**EXTRACTED RECORDS:**
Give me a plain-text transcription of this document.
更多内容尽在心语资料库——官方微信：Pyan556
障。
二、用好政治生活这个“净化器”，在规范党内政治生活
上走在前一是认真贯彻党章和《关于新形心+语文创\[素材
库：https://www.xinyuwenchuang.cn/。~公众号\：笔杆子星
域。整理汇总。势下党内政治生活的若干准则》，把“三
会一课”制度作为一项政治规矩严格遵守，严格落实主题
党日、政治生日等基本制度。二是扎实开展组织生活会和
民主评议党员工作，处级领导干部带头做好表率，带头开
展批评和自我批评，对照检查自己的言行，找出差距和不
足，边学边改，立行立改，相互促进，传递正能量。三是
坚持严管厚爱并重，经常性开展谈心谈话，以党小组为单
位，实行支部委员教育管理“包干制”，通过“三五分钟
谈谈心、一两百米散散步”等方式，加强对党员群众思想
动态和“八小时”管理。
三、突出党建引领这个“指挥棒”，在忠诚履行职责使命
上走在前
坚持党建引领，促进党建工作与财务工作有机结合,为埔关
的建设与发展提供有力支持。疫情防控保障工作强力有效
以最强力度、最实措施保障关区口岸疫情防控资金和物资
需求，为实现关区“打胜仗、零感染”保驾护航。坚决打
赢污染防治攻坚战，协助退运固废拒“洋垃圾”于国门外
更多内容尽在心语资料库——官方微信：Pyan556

**TASK INSTRUCTIONS:** Type the whole listing again, unaltered.

**THE ANSWER:**
Give me a plain-text transcription of this document.
更多内容尽在心语资料库——官方微信：Pyan556
障。
二、用好政治生活这个“净化器”，在规范党内政治生活
上走在前一是认真贯彻党章和《关于新形心+语文创\[素材
库：https://www.xinyuwenchuang.cn/。~公众号\：笔杆子星
域。整理汇总。势下党内政治生活的若干准则》，把“三
会一课”制度作为一项政治规矩严格遵守，严格落实主题
党日、政治生日等基本制度。二是扎实开展组织生活会和
民主评议党员工作，处级领导干部带头做好表率，带头开
展批评和自我批评，对照检查自己的言行，找出差距和不
足，边学边改，立行立改，相互促进，传递正能量。三是
坚持严管厚爱并重，经常性开展谈心谈话，以党小组为单
位，实行支部委员教育管理“包干制”，通过“三五分钟
谈谈心、一两百米散散步”等方式，加强对党员群众思想
动态和“八小时”管理。
三、突出党建引领这个“指挥棒”，在忠诚履行职责使命
上走在前
坚持党建引领，促进党建工作与财务工作有机结合,为埔关
的建设与发展提供有力支持。疫情防控保障工作强力有效
以最强力度、最实措施保障关区口岸疫情防控资金和物资
需求，为实现关区“打胜仗、零感染”保驾护航。坚决打
赢污染防治攻坚战，协助退运固废拒“洋垃圾”于国门外
更多内容尽在心语资料库——官方微信：Pyan556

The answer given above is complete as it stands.